━━━ Verilen metin ━━━

Gerçekler acıdır!
Banu Bozdemir
Ben istiyorum ki filmler böyle çarpsın geçsin bize, hatta iki seksen yatırsın yere… Filmin yönetmenine (Inarritu) bakınca her bir filminin ayrı bir etkisi olduğunu söyleyebiliriz üstümüzde. Filmin basın bülteninde yanlışlıkla 1936 doğumlu yazmışlar, ilk tepkim imkansız oldu. Üçle altının yer değiştirmişti. Paramparça Aşklar Köpekler, 21 Gram, Babil beni benden almıştı. Hikayelerin çarpıcılığı, senaryonun gerçeğe dönüşen sağlamlığı, dramın bu kadar sulu sepken moduna girmeden içimize işlemesi. Yani İnarritu filmlerini beğenmeyen, etkilenmeyen kimse yoktur gibi geliyor bana… Biutiful da aynen öyle, yani öncekiler gibi.
Javier Bardem ve İnarritu ruhunun buluşması bu film için çok iyi olmuş, filmin duygusu ayağa kalkmış.

━━━

**Görev 1:**
Film yazısının "Banu Bozdemir" sözleriyle başlayıp "duygusu ayağa kalkmış." sözleri de dahil olmak üzere oraya kadar süren kısmını aynen aktarın.
**Görev 2:**
Görev verilerinde "Text: F: F xyxy=(364,0,370,7)" içeren satırdan "Text: O: O xyxy=(301,193,309,203)" içeren satıra kadar, bu satır da dahil, uzanan satırları lütfen aynen yazın.

━━━ Görev verileri ━━━

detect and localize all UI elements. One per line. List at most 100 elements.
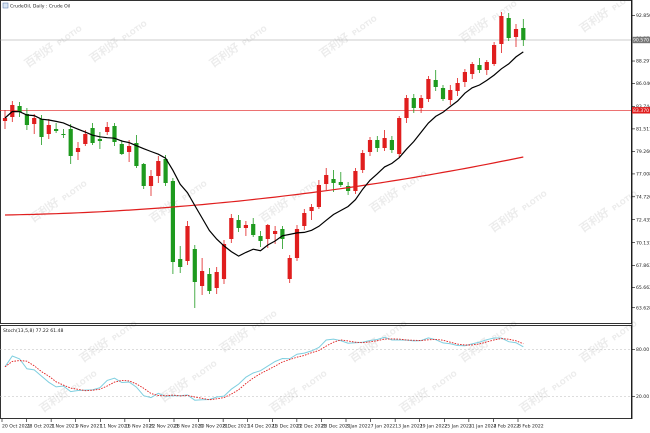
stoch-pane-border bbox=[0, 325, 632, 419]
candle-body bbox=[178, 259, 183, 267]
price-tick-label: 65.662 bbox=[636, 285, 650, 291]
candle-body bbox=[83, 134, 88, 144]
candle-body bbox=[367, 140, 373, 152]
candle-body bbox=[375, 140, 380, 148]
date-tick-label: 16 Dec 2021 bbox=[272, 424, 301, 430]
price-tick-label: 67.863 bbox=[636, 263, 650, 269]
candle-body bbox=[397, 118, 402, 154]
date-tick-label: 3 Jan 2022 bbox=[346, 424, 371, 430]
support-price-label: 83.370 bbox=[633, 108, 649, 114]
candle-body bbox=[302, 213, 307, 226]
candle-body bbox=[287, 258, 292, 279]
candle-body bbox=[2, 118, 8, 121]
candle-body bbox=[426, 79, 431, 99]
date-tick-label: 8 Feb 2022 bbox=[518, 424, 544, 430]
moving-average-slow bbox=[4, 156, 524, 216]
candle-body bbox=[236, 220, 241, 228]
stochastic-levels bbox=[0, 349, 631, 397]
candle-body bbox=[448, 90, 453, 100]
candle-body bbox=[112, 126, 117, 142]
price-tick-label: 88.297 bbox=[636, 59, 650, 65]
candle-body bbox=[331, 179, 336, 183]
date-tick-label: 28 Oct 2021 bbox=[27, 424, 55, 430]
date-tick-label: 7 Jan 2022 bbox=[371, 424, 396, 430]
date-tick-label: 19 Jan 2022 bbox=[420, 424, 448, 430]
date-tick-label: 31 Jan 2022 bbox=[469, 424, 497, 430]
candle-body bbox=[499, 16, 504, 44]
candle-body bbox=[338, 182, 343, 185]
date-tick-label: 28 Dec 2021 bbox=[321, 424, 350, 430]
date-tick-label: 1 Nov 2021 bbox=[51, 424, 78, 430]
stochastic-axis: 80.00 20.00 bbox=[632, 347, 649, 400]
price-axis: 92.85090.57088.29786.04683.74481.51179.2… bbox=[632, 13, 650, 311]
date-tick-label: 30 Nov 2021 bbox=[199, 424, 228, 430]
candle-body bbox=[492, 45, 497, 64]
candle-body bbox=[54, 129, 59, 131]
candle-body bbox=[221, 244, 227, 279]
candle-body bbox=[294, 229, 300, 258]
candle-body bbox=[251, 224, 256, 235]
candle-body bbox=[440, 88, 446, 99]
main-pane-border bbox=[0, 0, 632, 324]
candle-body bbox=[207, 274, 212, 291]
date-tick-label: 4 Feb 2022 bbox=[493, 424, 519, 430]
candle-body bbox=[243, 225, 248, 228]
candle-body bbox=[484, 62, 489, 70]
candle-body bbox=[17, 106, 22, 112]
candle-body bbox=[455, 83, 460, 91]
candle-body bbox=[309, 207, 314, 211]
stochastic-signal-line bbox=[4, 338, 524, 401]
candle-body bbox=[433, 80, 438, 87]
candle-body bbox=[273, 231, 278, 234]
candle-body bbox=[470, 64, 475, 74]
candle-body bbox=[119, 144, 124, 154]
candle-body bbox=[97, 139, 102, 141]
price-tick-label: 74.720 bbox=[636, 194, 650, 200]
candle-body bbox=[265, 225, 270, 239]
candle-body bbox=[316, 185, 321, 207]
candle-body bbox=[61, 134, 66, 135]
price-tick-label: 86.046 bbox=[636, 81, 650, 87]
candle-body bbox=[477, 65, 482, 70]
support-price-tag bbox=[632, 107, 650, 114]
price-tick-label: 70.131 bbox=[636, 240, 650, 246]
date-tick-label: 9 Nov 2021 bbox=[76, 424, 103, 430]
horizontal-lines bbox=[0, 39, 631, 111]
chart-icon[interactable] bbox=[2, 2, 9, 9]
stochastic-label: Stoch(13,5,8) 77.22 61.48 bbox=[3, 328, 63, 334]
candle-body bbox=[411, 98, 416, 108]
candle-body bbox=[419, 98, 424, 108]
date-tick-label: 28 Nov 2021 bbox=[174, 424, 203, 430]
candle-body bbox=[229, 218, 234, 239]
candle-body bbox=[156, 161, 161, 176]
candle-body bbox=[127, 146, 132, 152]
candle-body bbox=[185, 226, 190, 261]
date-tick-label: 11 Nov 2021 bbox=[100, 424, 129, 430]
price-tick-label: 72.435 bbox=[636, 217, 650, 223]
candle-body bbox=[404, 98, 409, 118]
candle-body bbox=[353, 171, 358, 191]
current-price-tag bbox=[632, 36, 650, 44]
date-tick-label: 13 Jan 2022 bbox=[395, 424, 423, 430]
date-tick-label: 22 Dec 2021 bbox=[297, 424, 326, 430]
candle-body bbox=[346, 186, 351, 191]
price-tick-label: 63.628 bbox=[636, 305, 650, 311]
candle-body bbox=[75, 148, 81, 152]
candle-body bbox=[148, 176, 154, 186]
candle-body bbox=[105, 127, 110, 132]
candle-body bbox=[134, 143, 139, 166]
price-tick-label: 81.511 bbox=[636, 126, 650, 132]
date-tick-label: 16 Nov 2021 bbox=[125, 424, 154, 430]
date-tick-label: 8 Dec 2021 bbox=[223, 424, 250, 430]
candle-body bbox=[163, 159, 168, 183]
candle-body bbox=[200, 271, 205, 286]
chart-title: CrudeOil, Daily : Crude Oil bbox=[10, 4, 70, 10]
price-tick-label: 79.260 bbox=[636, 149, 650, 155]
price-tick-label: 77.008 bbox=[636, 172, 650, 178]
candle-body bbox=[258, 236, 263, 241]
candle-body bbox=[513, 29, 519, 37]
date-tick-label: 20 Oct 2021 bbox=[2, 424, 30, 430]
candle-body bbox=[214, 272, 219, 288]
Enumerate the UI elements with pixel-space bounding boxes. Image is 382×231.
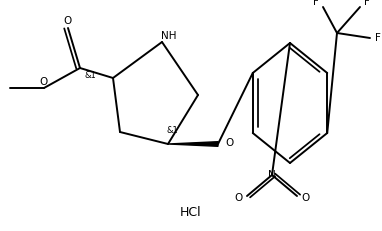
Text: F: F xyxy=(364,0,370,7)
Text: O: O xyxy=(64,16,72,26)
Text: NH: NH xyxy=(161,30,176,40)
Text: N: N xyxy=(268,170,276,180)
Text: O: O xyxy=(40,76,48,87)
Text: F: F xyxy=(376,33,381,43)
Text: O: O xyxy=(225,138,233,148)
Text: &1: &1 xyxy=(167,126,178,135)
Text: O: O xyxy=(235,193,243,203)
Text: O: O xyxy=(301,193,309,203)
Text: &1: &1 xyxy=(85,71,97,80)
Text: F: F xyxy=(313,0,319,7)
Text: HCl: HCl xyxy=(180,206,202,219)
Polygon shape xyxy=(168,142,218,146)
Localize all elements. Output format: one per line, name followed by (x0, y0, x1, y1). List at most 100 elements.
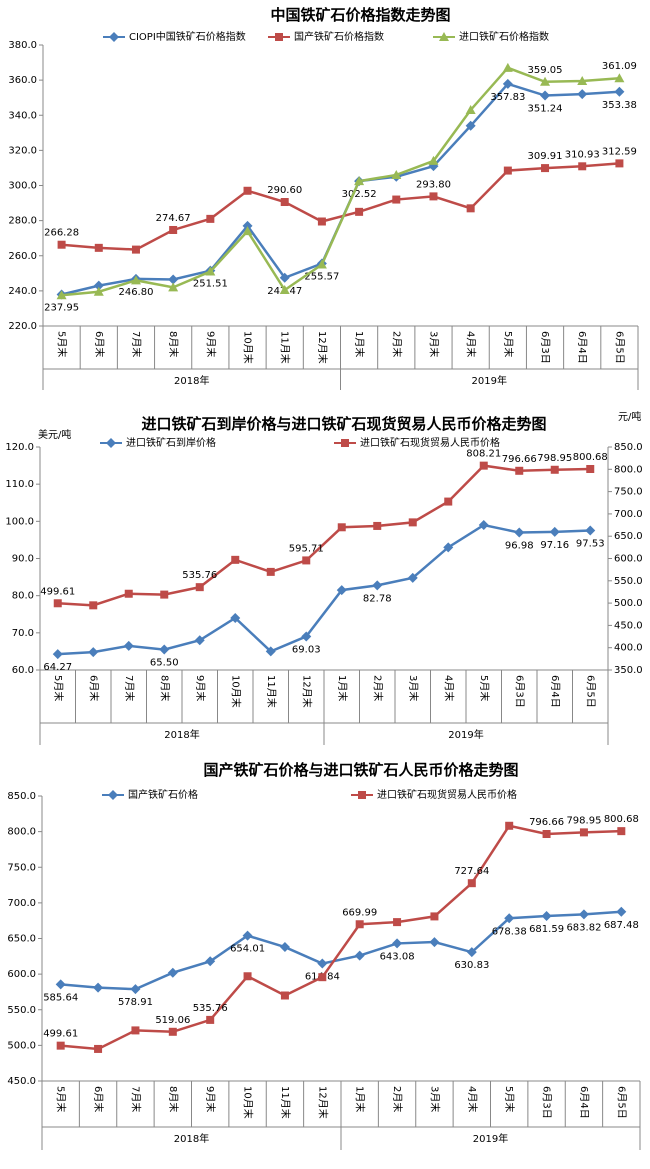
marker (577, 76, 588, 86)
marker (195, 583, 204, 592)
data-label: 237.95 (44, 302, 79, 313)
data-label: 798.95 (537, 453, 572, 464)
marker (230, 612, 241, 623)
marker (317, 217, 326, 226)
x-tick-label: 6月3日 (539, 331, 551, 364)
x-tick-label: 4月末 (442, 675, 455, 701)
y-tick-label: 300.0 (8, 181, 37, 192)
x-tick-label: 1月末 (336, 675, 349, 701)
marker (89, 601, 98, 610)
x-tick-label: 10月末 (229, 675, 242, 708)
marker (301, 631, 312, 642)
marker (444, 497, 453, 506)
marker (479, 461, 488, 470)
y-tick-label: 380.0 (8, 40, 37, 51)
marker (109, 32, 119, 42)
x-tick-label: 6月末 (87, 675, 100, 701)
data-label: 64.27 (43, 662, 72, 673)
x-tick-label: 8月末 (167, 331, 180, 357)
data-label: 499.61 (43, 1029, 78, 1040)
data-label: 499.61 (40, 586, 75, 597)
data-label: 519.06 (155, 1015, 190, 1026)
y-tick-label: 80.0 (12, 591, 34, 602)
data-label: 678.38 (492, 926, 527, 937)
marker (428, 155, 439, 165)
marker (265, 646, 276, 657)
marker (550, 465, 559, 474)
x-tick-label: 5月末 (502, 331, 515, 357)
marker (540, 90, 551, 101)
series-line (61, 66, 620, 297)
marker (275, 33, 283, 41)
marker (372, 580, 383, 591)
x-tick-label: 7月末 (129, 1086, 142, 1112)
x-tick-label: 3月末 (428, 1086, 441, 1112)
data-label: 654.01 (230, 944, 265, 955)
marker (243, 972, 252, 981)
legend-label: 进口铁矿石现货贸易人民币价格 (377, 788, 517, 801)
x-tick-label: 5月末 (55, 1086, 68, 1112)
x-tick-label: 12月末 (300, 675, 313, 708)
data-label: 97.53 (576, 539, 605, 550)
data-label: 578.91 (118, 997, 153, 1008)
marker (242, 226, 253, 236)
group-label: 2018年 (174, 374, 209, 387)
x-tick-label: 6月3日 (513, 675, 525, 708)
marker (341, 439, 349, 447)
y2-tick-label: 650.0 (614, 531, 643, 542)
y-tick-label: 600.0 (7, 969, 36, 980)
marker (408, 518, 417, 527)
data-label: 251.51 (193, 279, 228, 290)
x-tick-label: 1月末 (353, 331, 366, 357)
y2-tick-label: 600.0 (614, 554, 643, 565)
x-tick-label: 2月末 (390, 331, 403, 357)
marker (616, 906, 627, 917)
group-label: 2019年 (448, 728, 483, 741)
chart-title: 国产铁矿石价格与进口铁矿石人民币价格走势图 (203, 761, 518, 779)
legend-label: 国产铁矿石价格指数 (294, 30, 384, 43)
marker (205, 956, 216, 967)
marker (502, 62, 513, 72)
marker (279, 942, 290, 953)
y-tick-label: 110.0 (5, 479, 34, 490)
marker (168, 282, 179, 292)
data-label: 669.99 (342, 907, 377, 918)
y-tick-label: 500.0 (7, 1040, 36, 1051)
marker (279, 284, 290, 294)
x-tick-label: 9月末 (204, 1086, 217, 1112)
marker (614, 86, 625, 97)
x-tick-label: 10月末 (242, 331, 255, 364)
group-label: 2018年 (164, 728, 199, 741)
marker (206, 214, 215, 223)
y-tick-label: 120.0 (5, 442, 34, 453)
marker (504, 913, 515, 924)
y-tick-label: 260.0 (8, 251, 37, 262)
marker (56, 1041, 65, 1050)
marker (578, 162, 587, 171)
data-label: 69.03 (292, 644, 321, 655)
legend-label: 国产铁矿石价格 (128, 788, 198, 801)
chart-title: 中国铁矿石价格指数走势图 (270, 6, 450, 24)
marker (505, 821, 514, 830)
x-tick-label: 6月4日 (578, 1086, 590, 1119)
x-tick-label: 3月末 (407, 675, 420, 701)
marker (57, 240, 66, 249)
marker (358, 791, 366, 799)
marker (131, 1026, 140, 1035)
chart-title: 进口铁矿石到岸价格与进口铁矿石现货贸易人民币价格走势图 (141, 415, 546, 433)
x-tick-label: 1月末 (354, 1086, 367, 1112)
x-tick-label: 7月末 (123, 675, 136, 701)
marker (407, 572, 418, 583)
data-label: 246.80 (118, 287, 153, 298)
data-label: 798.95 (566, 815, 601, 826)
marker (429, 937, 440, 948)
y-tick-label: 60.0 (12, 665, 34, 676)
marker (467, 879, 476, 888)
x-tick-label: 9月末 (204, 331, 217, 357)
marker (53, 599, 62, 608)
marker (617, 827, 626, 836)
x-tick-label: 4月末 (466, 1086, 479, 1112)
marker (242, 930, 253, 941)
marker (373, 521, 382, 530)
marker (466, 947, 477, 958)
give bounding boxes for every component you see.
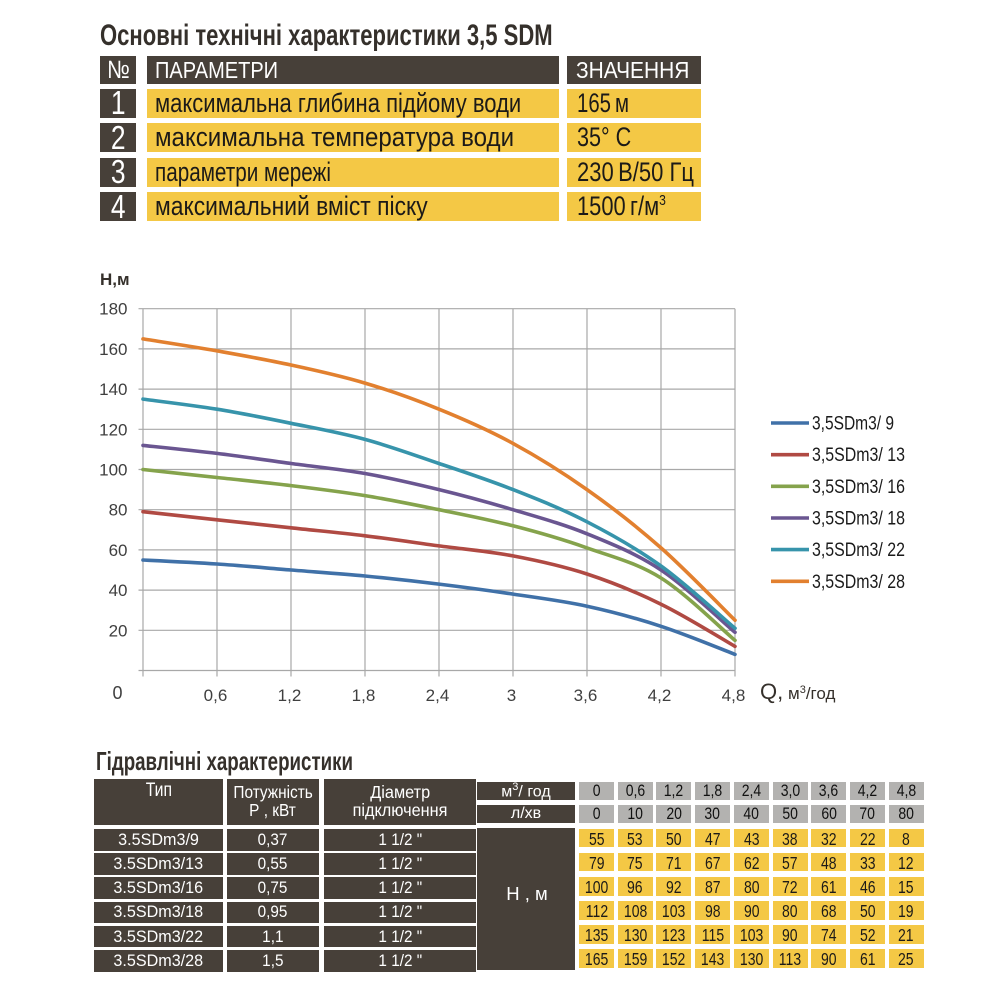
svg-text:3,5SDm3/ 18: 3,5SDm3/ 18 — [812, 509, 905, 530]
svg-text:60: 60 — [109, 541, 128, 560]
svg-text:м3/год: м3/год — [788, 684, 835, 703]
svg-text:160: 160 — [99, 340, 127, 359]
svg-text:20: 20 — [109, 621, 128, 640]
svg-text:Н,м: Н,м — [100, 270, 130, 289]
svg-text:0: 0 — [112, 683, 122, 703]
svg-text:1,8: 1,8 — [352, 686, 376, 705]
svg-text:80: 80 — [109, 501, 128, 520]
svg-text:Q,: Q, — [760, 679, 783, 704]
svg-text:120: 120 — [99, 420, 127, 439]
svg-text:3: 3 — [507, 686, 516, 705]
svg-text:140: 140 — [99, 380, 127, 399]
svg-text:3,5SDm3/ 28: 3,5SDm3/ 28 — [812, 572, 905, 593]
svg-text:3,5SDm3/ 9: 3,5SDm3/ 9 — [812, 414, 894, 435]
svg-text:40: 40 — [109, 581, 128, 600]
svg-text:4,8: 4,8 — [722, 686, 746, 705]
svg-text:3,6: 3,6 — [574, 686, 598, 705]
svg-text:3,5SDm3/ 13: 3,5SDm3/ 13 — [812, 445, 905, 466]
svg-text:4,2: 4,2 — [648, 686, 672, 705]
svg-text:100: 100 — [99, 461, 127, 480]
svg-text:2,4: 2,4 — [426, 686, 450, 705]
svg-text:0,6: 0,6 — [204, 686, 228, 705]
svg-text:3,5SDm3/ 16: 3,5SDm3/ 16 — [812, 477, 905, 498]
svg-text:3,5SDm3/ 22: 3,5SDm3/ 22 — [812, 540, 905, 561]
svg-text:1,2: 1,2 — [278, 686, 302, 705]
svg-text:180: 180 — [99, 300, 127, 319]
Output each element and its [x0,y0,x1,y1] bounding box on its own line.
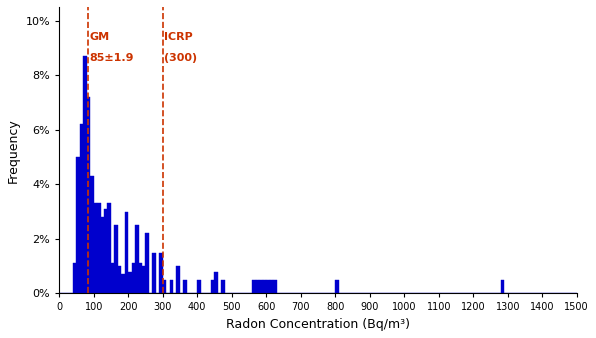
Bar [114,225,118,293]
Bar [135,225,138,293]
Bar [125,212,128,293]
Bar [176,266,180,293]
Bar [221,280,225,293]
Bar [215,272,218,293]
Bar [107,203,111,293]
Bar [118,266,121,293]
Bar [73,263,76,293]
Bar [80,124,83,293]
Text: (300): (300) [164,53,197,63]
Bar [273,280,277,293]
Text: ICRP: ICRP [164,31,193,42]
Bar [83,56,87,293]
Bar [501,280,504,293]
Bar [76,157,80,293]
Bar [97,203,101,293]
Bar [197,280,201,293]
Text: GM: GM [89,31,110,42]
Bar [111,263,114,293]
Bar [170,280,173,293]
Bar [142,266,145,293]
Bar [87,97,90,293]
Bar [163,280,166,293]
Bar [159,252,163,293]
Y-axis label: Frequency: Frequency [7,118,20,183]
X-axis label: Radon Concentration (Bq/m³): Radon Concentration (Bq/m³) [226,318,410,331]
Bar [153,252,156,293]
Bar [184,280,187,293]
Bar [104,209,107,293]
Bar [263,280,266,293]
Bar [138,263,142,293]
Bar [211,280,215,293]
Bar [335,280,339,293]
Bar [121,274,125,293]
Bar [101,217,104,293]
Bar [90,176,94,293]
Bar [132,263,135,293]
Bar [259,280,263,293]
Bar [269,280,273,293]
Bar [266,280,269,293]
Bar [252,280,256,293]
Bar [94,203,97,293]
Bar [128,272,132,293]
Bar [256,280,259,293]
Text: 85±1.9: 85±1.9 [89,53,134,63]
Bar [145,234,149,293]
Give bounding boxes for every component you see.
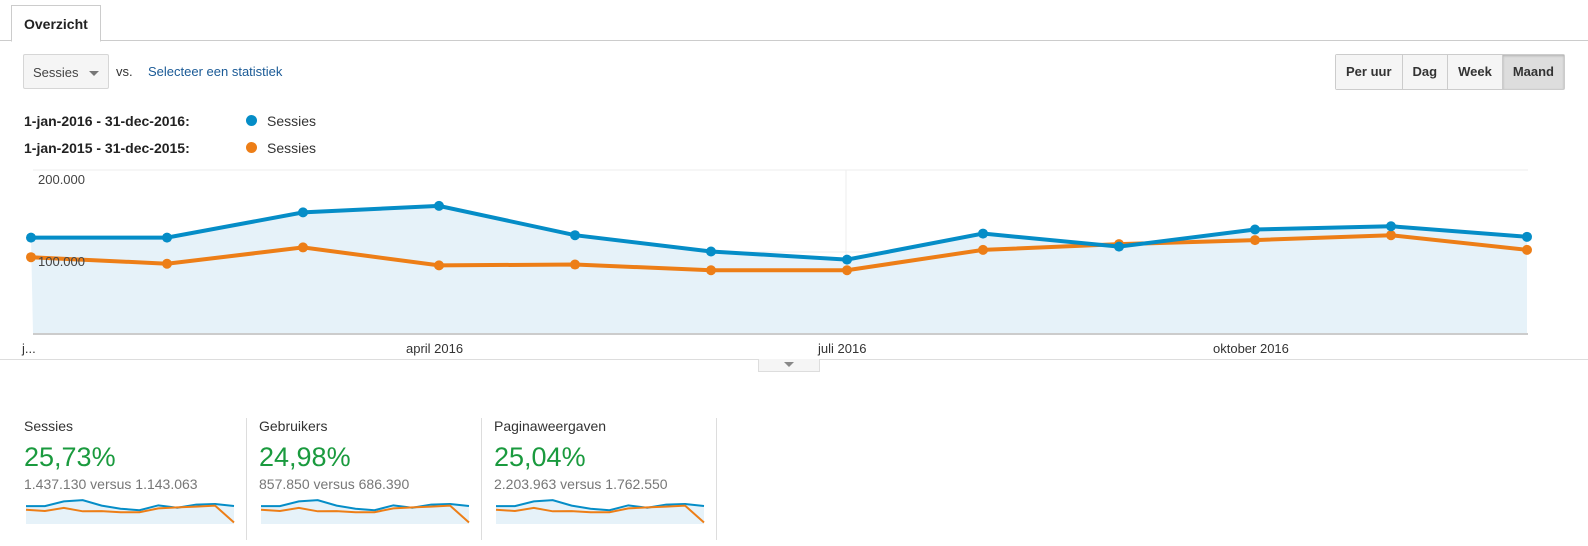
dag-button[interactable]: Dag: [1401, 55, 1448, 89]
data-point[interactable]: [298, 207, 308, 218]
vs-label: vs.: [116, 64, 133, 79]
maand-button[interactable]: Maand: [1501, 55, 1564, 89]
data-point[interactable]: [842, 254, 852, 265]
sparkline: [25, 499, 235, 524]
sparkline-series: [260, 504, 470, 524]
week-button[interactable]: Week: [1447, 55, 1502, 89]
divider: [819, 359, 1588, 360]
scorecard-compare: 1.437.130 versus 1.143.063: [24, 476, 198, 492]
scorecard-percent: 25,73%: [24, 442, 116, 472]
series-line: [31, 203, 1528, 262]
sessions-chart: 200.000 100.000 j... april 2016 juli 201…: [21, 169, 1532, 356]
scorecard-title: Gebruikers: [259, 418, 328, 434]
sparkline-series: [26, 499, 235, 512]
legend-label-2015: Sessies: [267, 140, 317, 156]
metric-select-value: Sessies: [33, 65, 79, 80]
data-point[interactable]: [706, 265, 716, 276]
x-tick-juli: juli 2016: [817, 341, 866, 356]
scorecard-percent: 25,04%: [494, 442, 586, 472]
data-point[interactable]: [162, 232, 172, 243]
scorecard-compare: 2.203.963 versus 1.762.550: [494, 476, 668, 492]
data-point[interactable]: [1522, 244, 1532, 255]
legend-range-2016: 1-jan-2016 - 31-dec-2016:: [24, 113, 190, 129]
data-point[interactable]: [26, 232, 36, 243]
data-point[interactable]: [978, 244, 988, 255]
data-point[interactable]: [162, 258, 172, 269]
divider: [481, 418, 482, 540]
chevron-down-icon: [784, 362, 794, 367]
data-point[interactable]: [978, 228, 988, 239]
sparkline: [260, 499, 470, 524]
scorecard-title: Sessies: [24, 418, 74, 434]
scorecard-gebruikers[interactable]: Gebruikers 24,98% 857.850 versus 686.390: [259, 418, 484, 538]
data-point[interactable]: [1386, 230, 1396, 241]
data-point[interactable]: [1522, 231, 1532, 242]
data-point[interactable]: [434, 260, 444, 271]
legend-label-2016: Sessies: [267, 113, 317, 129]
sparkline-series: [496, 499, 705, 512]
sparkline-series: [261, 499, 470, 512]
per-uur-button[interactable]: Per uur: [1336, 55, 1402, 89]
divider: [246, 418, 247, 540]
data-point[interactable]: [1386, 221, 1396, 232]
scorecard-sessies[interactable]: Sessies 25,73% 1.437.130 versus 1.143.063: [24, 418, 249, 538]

━━━

**Örnek çözüm 1:**
Banu Bozdemir
Ben istiyorum ki filmler böyle çarpsın geçsin bize, hatta iki seksen yatırsın yere… Filmin yönetmenine (Inarritu) bakınca her bir filminin ayrı bir etkisi olduğunu söyleyebiliriz üstümüzde. Filmin basın bülteninde yanlışlıkla 1936 doğumlu yazmışlar, ilk tepkim imkansız oldu. Üçle altının yer değiştirmişti. Paramparça Aşklar Köpekler, 21 Gram, Babil beni benden almıştı. Hikayelerin çarpıcılığı, senaryonun gerçeğe dönüşen sağlamlığı, dramın bu kadar sulu sepken moduna girmeden içimize işlemesi. Yani İnarritu filmlerini beğenmeyen, etkilenmeyen kimse yoktur gibi geliyor bana… Biutiful da aynen öyle, yani öncekiler gibi.
Javier Bardem ve İnarritu ruhunun buluşması bu film için çok iyi olmuş, filmin duygusu ayağa kalkmış.

**Örnek çözüm 2:**
Text: F: F xyxy=(364,0,370,7)
Text: O: O xyxy=(64,16,72,26)
Text: NH: NH xyxy=(161,30,176,40)
Text: N: N xyxy=(268,170,276,180)
Text: O: O xyxy=(40,76,48,87)
Text: F: F xyxy=(376,33,381,43)
Text: O: O xyxy=(225,138,233,148)
Text: &1: &1 xyxy=(167,126,178,135)
Text: O: O xyxy=(235,193,243,203)
Text: O: O xyxy=(301,193,309,203)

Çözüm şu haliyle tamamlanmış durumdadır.